───── Data to process

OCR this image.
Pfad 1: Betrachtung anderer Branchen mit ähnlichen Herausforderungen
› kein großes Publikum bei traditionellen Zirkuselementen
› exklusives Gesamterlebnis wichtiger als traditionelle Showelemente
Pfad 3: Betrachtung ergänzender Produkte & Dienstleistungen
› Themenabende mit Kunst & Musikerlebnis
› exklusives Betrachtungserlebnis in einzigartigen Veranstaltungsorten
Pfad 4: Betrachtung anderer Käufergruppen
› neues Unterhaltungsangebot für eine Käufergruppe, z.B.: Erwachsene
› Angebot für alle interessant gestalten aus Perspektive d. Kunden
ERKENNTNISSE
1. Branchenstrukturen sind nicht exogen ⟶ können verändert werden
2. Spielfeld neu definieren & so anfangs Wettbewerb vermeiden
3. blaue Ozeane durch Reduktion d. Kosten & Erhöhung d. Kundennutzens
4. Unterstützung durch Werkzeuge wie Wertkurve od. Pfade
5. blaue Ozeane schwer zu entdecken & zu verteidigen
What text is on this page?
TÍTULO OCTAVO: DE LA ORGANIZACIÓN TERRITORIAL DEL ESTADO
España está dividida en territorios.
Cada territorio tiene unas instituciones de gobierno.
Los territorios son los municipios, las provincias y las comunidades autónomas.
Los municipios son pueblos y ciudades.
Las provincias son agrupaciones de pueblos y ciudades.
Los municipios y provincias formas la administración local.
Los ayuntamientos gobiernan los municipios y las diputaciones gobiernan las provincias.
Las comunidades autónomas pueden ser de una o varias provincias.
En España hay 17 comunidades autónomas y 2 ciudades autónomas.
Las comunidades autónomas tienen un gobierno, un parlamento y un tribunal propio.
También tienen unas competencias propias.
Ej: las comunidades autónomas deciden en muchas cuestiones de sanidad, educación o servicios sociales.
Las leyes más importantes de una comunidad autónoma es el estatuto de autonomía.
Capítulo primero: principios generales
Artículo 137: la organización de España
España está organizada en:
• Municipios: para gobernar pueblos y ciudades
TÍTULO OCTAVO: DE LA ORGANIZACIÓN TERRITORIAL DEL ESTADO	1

──────────

Using the material above, copy every line in which the string "pueblos" occurs.

Los municipios son pueblos y ciudades.
Las provincias son agrupaciones de pueblos y ciudades.
• Municipios: para gobernar pueblos y ciudades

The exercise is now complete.